[Dataset records]
::::::

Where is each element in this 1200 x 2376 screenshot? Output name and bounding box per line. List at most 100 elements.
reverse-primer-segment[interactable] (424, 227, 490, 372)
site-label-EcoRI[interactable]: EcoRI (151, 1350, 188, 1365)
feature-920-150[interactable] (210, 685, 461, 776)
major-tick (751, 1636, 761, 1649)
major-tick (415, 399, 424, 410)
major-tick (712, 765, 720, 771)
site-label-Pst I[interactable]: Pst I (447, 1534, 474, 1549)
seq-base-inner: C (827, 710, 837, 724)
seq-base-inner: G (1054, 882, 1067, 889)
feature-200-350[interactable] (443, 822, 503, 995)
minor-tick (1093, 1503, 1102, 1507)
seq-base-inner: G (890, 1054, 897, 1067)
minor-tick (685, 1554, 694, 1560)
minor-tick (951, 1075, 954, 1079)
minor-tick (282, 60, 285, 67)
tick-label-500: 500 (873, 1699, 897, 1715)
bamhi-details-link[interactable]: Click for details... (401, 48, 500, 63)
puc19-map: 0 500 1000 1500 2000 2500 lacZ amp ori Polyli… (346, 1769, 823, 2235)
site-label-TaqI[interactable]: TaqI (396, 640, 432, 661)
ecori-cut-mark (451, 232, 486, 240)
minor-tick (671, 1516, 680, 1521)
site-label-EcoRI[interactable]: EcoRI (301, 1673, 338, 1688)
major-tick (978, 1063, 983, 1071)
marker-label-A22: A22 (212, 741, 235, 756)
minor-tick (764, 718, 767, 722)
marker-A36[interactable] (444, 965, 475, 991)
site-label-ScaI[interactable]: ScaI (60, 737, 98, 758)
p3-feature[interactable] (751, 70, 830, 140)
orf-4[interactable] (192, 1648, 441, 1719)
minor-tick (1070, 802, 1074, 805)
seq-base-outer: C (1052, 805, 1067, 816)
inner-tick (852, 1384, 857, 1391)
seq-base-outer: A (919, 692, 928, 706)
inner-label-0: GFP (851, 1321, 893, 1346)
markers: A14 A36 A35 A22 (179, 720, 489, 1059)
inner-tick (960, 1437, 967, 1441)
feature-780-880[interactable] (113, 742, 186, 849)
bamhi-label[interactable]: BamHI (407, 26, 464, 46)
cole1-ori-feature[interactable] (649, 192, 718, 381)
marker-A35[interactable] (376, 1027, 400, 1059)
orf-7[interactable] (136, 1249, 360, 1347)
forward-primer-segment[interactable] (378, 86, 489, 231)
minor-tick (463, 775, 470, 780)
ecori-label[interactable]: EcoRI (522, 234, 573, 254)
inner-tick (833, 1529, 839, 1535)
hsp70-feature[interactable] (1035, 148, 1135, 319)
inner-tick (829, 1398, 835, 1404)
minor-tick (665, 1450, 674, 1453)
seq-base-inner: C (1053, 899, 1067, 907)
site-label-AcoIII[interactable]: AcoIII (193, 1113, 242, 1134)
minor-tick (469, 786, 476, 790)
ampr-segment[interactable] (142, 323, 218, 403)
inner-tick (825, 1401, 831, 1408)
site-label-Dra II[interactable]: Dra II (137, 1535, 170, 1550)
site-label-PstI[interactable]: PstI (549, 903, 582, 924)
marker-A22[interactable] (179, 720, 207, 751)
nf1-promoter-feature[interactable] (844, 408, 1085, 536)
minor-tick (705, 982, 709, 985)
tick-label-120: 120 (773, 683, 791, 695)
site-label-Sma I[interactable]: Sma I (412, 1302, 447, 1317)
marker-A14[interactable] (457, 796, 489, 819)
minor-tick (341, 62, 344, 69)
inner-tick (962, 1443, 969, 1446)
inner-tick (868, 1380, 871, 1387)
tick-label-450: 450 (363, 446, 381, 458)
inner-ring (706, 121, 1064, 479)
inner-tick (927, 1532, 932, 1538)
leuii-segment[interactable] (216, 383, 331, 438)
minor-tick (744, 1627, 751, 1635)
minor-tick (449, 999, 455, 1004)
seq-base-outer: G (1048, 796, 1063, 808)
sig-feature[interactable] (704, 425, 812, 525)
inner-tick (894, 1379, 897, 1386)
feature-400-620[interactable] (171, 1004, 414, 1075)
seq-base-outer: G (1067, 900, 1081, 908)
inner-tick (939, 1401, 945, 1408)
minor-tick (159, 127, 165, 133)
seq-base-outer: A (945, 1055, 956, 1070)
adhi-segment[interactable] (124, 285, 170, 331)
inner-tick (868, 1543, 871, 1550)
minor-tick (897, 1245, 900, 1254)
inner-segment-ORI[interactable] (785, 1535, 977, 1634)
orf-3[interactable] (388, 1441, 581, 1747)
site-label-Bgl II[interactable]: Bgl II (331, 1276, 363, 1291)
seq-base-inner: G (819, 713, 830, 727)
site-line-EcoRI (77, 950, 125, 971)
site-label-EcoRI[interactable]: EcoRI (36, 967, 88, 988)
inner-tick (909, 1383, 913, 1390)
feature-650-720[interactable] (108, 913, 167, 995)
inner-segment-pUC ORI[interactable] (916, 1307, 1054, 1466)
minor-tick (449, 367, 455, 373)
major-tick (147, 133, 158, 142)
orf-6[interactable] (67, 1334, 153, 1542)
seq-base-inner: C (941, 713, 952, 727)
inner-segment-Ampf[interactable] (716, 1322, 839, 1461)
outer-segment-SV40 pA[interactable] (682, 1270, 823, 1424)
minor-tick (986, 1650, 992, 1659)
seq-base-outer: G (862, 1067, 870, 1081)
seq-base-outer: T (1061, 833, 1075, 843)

::::::

Aim of the exercise: Copy every line of the entries above, character for character, leaving nothing out and changing nothing.

Result:
Where is each element in this 1200 x 2376 screenshot? Output name and bounding box per line. List at most 100 elements.
reverse-primer-segment[interactable] (424, 227, 490, 372)
site-label-EcoRI[interactable]: EcoRI (151, 1350, 188, 1365)
feature-920-150[interactable] (210, 685, 461, 776)
major-tick (751, 1636, 761, 1649)
major-tick (415, 399, 424, 410)
major-tick (712, 765, 720, 771)
site-label-Pst I[interactable]: Pst I (447, 1534, 474, 1549)
seq-base-inner: C (827, 710, 837, 724)
seq-base-inner: G (1054, 882, 1067, 889)
feature-200-350[interactable] (443, 822, 503, 995)
minor-tick (1093, 1503, 1102, 1507)
seq-base-inner: G (890, 1054, 897, 1067)
minor-tick (685, 1554, 694, 1560)
minor-tick (951, 1075, 954, 1079)
minor-tick (282, 60, 285, 67)
tick-label-500: 500 (873, 1699, 897, 1715)
bamhi-details-link[interactable]: Click for details... (401, 48, 500, 63)
puc19-map: 0 500 1000 1500 2000 2500 lacZ amp ori Polyli… (346, 1769, 823, 2235)
site-label-TaqI[interactable]: TaqI (396, 640, 432, 661)
ecori-cut-mark (451, 232, 486, 240)
minor-tick (671, 1516, 680, 1521)
site-label-EcoRI[interactable]: EcoRI (301, 1673, 338, 1688)
major-tick (978, 1063, 983, 1071)
marker-label-A22: A22 (212, 741, 235, 756)
minor-tick (764, 718, 767, 722)
marker-A36[interactable] (444, 965, 475, 991)
site-label-ScaI[interactable]: ScaI (60, 737, 98, 758)
p3-feature[interactable] (751, 70, 830, 140)
orf-4[interactable] (192, 1648, 441, 1719)
minor-tick (1070, 802, 1074, 805)
seq-base-outer: C (1052, 805, 1067, 816)
inner-tick (852, 1384, 857, 1391)
seq-base-outer: A (919, 692, 928, 706)
inner-label-0: GFP (851, 1321, 893, 1346)
markers: A14 A36 A35 A22 (179, 720, 489, 1059)
inner-tick (960, 1437, 967, 1441)
feature-780-880[interactable] (113, 742, 186, 849)
bamhi-label[interactable]: BamHI (407, 26, 464, 46)
cole1-ori-feature[interactable] (649, 192, 718, 381)
marker-A35[interactable] (376, 1027, 400, 1059)
orf-7[interactable] (136, 1249, 360, 1347)
forward-primer-segment[interactable] (378, 86, 489, 231)
minor-tick (463, 775, 470, 780)
ecori-label[interactable]: EcoRI (522, 234, 573, 254)
inner-tick (833, 1529, 839, 1535)
hsp70-feature[interactable] (1035, 148, 1135, 319)
inner-tick (829, 1398, 835, 1404)
minor-tick (665, 1450, 674, 1453)
seq-base-inner: C (1053, 899, 1067, 907)
site-label-AcoIII[interactable]: AcoIII (193, 1113, 242, 1134)
minor-tick (469, 786, 476, 790)
ampr-segment[interactable] (142, 323, 218, 403)
inner-tick (825, 1401, 831, 1408)
site-label-Dra II[interactable]: Dra II (137, 1535, 170, 1550)
site-label-PstI[interactable]: PstI (549, 903, 582, 924)
marker-A22[interactable] (179, 720, 207, 751)
nf1-promoter-feature[interactable] (844, 408, 1085, 536)
minor-tick (705, 982, 709, 985)
tick-label-120: 120 (773, 683, 791, 695)
site-label-Sma I[interactable]: Sma I (412, 1302, 447, 1317)
marker-A14[interactable] (457, 796, 489, 819)
minor-tick (341, 62, 344, 69)
inner-tick (962, 1443, 969, 1446)
inner-tick (868, 1380, 871, 1387)
tick-label-450: 450 (363, 446, 381, 458)
inner-ring (706, 121, 1064, 479)
inner-tick (927, 1532, 932, 1538)
leuii-segment[interactable] (216, 383, 331, 438)
minor-tick (744, 1627, 751, 1635)
minor-tick (449, 999, 455, 1004)
seq-base-outer: G (1048, 796, 1063, 808)
sig-feature[interactable] (704, 425, 812, 525)
inner-tick (894, 1379, 897, 1386)
feature-400-620[interactable] (171, 1004, 414, 1075)
seq-base-outer: G (1067, 900, 1081, 908)
inner-tick (939, 1401, 945, 1408)
minor-tick (159, 127, 165, 133)
seq-base-outer: A (945, 1055, 956, 1070)
adhi-segment[interactable] (124, 285, 170, 331)
inner-tick (868, 1543, 871, 1550)
minor-tick (897, 1245, 900, 1254)
inner-segment-ORI[interactable] (785, 1535, 977, 1634)
orf-3[interactable] (388, 1441, 581, 1747)
site-label-Bgl II[interactable]: Bgl II (331, 1276, 363, 1291)
seq-base-inner: G (819, 713, 830, 727)
site-line-EcoRI (77, 950, 125, 971)
site-label-EcoRI[interactable]: EcoRI (36, 967, 88, 988)
inner-tick (909, 1383, 913, 1390)
feature-650-720[interactable] (108, 913, 167, 995)
inner-segment-pUC ORI[interactable] (916, 1307, 1054, 1466)
minor-tick (449, 367, 455, 373)
major-tick (147, 133, 158, 142)
orf-6[interactable] (67, 1334, 153, 1542)
seq-base-inner: C (941, 713, 952, 727)
inner-segment-Ampf[interactable] (716, 1322, 839, 1461)
outer-segment-SV40 pA[interactable] (682, 1270, 823, 1424)
minor-tick (986, 1650, 992, 1659)
seq-base-outer: G (862, 1067, 870, 1081)
seq-base-outer: T (1061, 833, 1075, 843)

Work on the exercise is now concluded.